[start Supplied material]

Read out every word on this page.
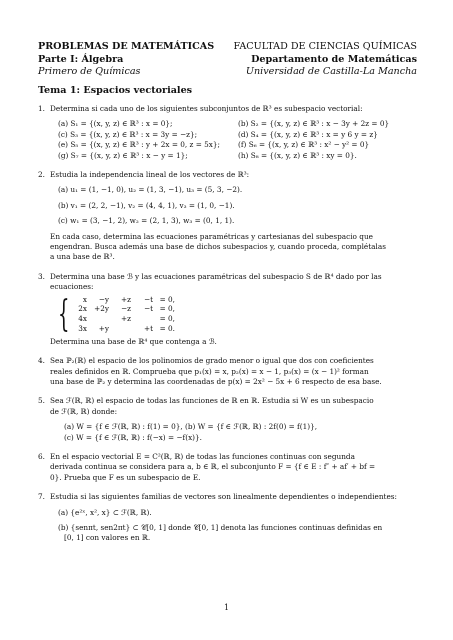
PROBLEMAS DE MATEMÁTICAS
Parte I: Álgebra
Primero de Químicas
FACULTAD DE CIENCIAS QUÍMICAS
Departamento de Matemáticas
Universidad de Castilla-La Mancha
Tema 1: Espacios vectoriales
1. Determina si cada uno de los siguientes subconjuntos de ℝ³ es subespacio vectorial:
(a) S₁ = {(x, y, z) ∈ ℝ³ : x = 0};	(b) S₂ = {(x, y, z) ∈ ℝ³ : x − 3y + 2z = 0}
(c) S₃ = {(x, y, z) ∈ ℝ³ : x = 3y = −z};	(d) S₄ = {(x, y, z) ∈ ℝ³ : x = y 6 y = z}
(e) S₅ = {(x, y, z) ∈ ℝ³ : y + 2x = 0, z = 5x};	(f) S₆ = {(x, y, z) ∈ ℝ³ : x² − y² = 0}
(g) S₇ = {(x, y, z) ∈ ℝ³ : x − y = 1};	(h) S₈ = {(x, y, z) ∈ ℝ³ : xy = 0}.
2. Estudia la independencia lineal de los vectores de ℝ³:
(a) u₁ = (1, −1, 0), u₂ = (1, 3, −1), u₃ = (5, 3, −2).
(b) v₁ = (2, 2, −1), v₂ = (4, 4, 1), v₃ = (1, 0, −1).
(c) w₁ = (3, −1, 2), w₂ = (2, 1, 3), w₃ = (0, 1, 1).
En cada caso, determina las ecuaciones paramétricas y cartesianas del subespacio que
engendran. Busca además una base de dichos subespacios y, cuando proceda, complétalas
a una base de ℝ³.
3. Determina una base ℬ y las ecuaciones paramétricas del subespacio S de ℝ⁴ dado por las
ecuaciones:
{	x	−y	+z	−t = 0,
2x +2y	−z	−t = 0,
4x	+z	= 0,
3x	+y	+t = 0.
Determina una base de ℝ⁴ que contenga a ℬ.
4. Sea ℙ₂(ℝ) el espacio de los polinomios de grado menor o igual que dos con coeficientes
reales definidos en ℝ. Comprueba que p₁(x) = x, p₂(x) = x − 1, p₃(x) = (x − 1)² forman
una base de ℙ₂ y determina las coordenadas de p(x) = 2x² − 5x + 6 respecto de esa base.
5. Sea ℱ(ℝ, ℝ) el espacio de todas las funciones de ℝ en ℝ. Estudia si W es un subespacio
de ℱ(ℝ, ℝ) donde:
(a) W = {f ∈ ℱ(ℝ, ℝ) : f(1) = 0}, (b) W = {f ∈ ℱ(ℝ, ℝ) : 2f(0) = f(1)},
(c) W = {f ∈ ℱ(ℝ, ℝ) : f(−x) = −f(x)}.
6. En el espacio vectorial E = C²(ℝ, ℝ) de todas las funciones continuas con segunda
derivada continua se considera para a, b ∈ ℝ, el subconjunto F = {f ∈ E : f″ + af′ + bf =
0}. Prueba que F es un subespacio de E.
7. Estudia si las siguientes familias de vectores son linealmente dependientes o independientes:
(a) {e²ˣ, x², x} ⊂ ℱ(ℝ, ℝ).
(b) {senπt, sen2πt} ⊂ 𝒞[0, 1] donde 𝒞[0, 1] denota las funciones continuas definidas en
[0, 1] con valores en ℝ.
1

[end Supplied material]

▶ **Task directions**:
Count the lines that hold the string "donde" and state that number alone.

▶ **Finished task**:
2